- **Written exercise**
Return every entry exactly as written.
-- start of Dataset rows --
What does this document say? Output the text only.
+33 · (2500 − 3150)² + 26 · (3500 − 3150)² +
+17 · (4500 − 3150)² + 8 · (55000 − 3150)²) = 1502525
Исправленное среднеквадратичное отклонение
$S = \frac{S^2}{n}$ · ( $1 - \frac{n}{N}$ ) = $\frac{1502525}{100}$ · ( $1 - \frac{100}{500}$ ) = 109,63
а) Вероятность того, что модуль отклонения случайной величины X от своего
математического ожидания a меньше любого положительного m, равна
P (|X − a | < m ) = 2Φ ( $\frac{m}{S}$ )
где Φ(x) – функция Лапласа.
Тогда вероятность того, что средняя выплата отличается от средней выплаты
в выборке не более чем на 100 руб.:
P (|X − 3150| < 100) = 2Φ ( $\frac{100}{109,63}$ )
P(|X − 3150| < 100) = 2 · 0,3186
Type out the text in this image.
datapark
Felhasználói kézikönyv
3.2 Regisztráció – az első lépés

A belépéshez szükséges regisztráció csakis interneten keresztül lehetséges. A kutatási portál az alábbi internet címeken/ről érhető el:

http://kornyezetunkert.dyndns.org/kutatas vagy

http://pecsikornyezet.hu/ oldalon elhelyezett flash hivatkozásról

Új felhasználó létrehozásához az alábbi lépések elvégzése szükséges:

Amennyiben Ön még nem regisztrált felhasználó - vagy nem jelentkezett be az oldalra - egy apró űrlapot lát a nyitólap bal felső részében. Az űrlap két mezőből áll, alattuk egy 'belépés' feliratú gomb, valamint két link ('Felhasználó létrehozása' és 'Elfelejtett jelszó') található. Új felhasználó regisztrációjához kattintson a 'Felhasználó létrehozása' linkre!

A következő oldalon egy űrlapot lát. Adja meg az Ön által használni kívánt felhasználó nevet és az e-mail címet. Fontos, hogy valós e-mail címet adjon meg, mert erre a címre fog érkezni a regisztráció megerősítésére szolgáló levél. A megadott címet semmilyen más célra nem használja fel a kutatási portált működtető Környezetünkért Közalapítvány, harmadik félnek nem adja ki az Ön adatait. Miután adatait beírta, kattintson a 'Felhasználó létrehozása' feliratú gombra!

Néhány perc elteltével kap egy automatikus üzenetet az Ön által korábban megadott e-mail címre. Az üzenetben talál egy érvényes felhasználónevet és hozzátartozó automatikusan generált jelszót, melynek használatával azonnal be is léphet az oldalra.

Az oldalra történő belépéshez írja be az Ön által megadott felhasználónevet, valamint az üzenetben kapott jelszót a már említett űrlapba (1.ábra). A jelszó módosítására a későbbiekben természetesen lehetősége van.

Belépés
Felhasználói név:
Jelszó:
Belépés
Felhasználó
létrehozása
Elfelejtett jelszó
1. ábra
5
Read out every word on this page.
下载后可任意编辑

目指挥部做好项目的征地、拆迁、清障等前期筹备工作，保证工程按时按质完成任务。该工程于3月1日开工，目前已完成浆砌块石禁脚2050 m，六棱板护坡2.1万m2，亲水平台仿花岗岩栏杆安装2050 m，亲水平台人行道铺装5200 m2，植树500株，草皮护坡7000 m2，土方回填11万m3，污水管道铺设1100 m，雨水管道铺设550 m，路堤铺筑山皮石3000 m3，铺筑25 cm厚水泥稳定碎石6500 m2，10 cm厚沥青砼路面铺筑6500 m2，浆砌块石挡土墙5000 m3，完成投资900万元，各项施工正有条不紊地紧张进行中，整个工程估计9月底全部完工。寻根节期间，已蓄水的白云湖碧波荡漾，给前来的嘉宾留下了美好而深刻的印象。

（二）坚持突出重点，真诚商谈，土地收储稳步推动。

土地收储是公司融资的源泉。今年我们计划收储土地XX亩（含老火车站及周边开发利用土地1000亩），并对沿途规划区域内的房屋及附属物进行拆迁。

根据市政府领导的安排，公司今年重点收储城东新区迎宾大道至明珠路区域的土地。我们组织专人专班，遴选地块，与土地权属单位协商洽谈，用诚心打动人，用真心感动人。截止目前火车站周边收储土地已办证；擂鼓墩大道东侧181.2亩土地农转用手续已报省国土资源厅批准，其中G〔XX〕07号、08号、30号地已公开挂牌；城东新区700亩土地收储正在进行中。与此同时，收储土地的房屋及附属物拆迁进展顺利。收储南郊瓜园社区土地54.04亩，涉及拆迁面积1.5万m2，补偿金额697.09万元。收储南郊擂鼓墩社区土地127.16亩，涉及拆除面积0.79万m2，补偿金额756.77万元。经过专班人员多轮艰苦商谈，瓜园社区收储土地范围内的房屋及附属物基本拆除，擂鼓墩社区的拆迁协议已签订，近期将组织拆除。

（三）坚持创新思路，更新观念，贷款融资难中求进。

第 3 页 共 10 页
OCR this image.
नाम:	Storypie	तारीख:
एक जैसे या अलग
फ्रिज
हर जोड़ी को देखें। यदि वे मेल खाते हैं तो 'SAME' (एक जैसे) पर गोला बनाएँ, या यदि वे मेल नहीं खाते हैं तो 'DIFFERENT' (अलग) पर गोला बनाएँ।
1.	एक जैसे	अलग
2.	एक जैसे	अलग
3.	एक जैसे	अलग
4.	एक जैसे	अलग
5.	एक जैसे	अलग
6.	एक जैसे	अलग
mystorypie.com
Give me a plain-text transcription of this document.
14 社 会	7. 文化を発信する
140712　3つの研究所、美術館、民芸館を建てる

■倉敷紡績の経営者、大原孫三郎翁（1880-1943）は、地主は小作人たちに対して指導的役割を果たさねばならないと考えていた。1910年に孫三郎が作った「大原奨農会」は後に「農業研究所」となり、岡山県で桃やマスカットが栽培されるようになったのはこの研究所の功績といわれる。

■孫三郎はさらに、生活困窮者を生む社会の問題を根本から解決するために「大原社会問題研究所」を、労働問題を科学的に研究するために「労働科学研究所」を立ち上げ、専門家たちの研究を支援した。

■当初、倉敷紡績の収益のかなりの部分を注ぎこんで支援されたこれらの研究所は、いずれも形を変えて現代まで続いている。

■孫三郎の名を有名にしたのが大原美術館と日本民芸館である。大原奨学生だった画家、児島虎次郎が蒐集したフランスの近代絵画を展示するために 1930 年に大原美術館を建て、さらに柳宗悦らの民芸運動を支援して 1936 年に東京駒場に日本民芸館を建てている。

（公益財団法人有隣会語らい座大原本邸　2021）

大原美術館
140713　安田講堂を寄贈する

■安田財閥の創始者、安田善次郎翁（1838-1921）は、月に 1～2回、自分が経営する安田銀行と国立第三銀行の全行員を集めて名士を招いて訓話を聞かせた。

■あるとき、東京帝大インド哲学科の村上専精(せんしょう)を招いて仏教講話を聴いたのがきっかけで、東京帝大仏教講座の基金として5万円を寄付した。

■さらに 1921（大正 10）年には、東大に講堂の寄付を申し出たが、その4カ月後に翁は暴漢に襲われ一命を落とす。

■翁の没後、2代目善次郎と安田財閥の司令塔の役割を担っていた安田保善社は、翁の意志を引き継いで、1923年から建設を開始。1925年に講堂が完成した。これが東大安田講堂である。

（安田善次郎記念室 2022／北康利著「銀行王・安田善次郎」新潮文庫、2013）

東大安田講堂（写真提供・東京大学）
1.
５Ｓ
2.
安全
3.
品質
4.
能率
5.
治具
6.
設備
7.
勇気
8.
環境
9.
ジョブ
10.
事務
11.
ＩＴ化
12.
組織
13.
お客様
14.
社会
-- end of Dataset rows --
- **Complete answer**
What does this document say? Output the text only.
+33 · (2500 − 3150)² + 26 · (3500 − 3150)² +
+17 · (4500 − 3150)² + 8 · (55000 − 3150)²) = 1502525
Исправленное среднеквадратичное отклонение
$S = \frac{S^2}{n}$ · ( $1 - \frac{n}{N}$ ) = $\frac{1502525}{100}$ · ( $1 - \frac{100}{500}$ ) = 109,63
а) Вероятность того, что модуль отклонения случайной величины X от своего
математического ожидания a меньше любого положительного m, равна
P (|X − a | < m ) = 2Φ ( $\frac{m}{S}$ )
где Φ(x) – функция Лапласа.
Тогда вероятность того, что средняя выплата отличается от средней выплаты
в выборке не более чем на 100 руб.:
P (|X − 3150| < 100) = 2Φ ( $\frac{100}{109,63}$ )
P(|X − 3150| < 100) = 2 · 0,3186
Type out the text in this image.
datapark
Felhasználói kézikönyv
3.2 Regisztráció – az első lépés

A belépéshez szükséges regisztráció csakis interneten keresztül lehetséges. A kutatási portál az alábbi internet címeken/ről érhető el:

http://kornyezetunkert.dyndns.org/kutatas vagy

http://pecsikornyezet.hu/ oldalon elhelyezett flash hivatkozásról

Új felhasználó létrehozásához az alábbi lépések elvégzése szükséges:

Amennyiben Ön még nem regisztrált felhasználó - vagy nem jelentkezett be az oldalra - egy apró űrlapot lát a nyitólap bal felső részében. Az űrlap két mezőből áll, alattuk egy 'belépés' feliratú gomb, valamint két link ('Felhasználó létrehozása' és 'Elfelejtett jelszó') található. Új felhasználó regisztrációjához kattintson a 'Felhasználó létrehozása' linkre!

A következő oldalon egy űrlapot lát. Adja meg az Ön által használni kívánt felhasználó nevet és az e-mail címet. Fontos, hogy valós e-mail címet adjon meg, mert erre a címre fog érkezni a regisztráció megerősítésére szolgáló levél. A megadott címet semmilyen más célra nem használja fel a kutatási portált működtető Környezetünkért Közalapítvány, harmadik félnek nem adja ki az Ön adatait. Miután adatait beírta, kattintson a 'Felhasználó létrehozása' feliratú gombra!

Néhány perc elteltével kap egy automatikus üzenetet az Ön által korábban megadott e-mail címre. Az üzenetben talál egy érvényes felhasználónevet és hozzátartozó automatikusan generált jelszót, melynek használatával azonnal be is léphet az oldalra.

Az oldalra történő belépéshez írja be az Ön által megadott felhasználónevet, valamint az üzenetben kapott jelszót a már említett űrlapba (1.ábra). A jelszó módosítására a későbbiekben természetesen lehetősége van.

Belépés
Felhasználói név:
Jelszó:
Belépés
Felhasználó
létrehozása
Elfelejtett jelszó
1. ábra
5
Read out every word on this page.
下载后可任意编辑

目指挥部做好项目的征地、拆迁、清障等前期筹备工作，保证工程按时按质完成任务。该工程于3月1日开工，目前已完成浆砌块石禁脚2050 m，六棱板护坡2.1万m2，亲水平台仿花岗岩栏杆安装2050 m，亲水平台人行道铺装5200 m2，植树500株，草皮护坡7000 m2，土方回填11万m3，污水管道铺设1100 m，雨水管道铺设550 m，路堤铺筑山皮石3000 m3，铺筑25 cm厚水泥稳定碎石6500 m2，10 cm厚沥青砼路面铺筑6500 m2，浆砌块石挡土墙5000 m3，完成投资900万元，各项施工正有条不紊地紧张进行中，整个工程估计9月底全部完工。寻根节期间，已蓄水的白云湖碧波荡漾，给前来的嘉宾留下了美好而深刻的印象。

（二）坚持突出重点，真诚商谈，土地收储稳步推动。

土地收储是公司融资的源泉。今年我们计划收储土地XX亩（含老火车站及周边开发利用土地1000亩），并对沿途规划区域内的房屋及附属物进行拆迁。

根据市政府领导的安排，公司今年重点收储城东新区迎宾大道至明珠路区域的土地。我们组织专人专班，遴选地块，与土地权属单位协商洽谈，用诚心打动人，用真心感动人。截止目前火车站周边收储土地已办证；擂鼓墩大道东侧181.2亩土地农转用手续已报省国土资源厅批准，其中G〔XX〕07号、08号、30号地已公开挂牌；城东新区700亩土地收储正在进行中。与此同时，收储土地的房屋及附属物拆迁进展顺利。收储南郊瓜园社区土地54.04亩，涉及拆迁面积1.5万m2，补偿金额697.09万元。收储南郊擂鼓墩社区土地127.16亩，涉及拆除面积0.79万m2，补偿金额756.77万元。经过专班人员多轮艰苦商谈，瓜园社区收储土地范围内的房屋及附属物基本拆除，擂鼓墩社区的拆迁协议已签订，近期将组织拆除。

（三）坚持创新思路，更新观念，贷款融资难中求进。

第 3 页 共 10 页
OCR this image.
नाम:	Storypie	तारीख:
एक जैसे या अलग
फ्रिज
हर जोड़ी को देखें। यदि वे मेल खाते हैं तो 'SAME' (एक जैसे) पर गोला बनाएँ, या यदि वे मेल नहीं खाते हैं तो 'DIFFERENT' (अलग) पर गोला बनाएँ।
1.	एक जैसे	अलग
2.	एक जैसे	अलग
3.	एक जैसे	अलग
4.	एक जैसे	अलग
5.	एक जैसे	अलग
6.	एक जैसे	अलग
mystorypie.com
Give me a plain-text transcription of this document.
14 社 会	7. 文化を発信する
140712　3つの研究所、美術館、民芸館を建てる

■倉敷紡績の経営者、大原孫三郎翁（1880-1943）は、地主は小作人たちに対して指導的役割を果たさねばならないと考えていた。1910年に孫三郎が作った「大原奨農会」は後に「農業研究所」となり、岡山県で桃やマスカットが栽培されるようになったのはこの研究所の功績といわれる。

■孫三郎はさらに、生活困窮者を生む社会の問題を根本から解決するために「大原社会問題研究所」を、労働問題を科学的に研究するために「労働科学研究所」を立ち上げ、専門家たちの研究を支援した。

■当初、倉敷紡績の収益のかなりの部分を注ぎこんで支援されたこれらの研究所は、いずれも形を変えて現代まで続いている。

■孫三郎の名を有名にしたのが大原美術館と日本民芸館である。大原奨学生だった画家、児島虎次郎が蒐集したフランスの近代絵画を展示するために 1930 年に大原美術館を建て、さらに柳宗悦らの民芸運動を支援して 1936 年に東京駒場に日本民芸館を建てている。

（公益財団法人有隣会語らい座大原本邸　2021）

大原美術館
140713　安田講堂を寄贈する

■安田財閥の創始者、安田善次郎翁（1838-1921）は、月に 1～2回、自分が経営する安田銀行と国立第三銀行の全行員を集めて名士を招いて訓話を聞かせた。

■あるとき、東京帝大インド哲学科の村上専精(せんしょう)を招いて仏教講話を聴いたのがきっかけで、東京帝大仏教講座の基金として5万円を寄付した。

■さらに 1921（大正 10）年には、東大に講堂の寄付を申し出たが、その4カ月後に翁は暴漢に襲われ一命を落とす。

■翁の没後、2代目善次郎と安田財閥の司令塔の役割を担っていた安田保善社は、翁の意志を引き継いで、1923年から建設を開始。1925年に講堂が完成した。これが東大安田講堂である。

（安田善次郎記念室 2022／北康利著「銀行王・安田善次郎」新潮文庫、2013）

東大安田講堂（写真提供・東京大学）
1.
５Ｓ
2.
安全
3.
品質
4.
能率
5.
治具
6.
設備
7.
勇気
8.
環境
9.
ジョブ
10.
事務
11.
ＩＴ化
12.
組織
13.
お客様
14.
社会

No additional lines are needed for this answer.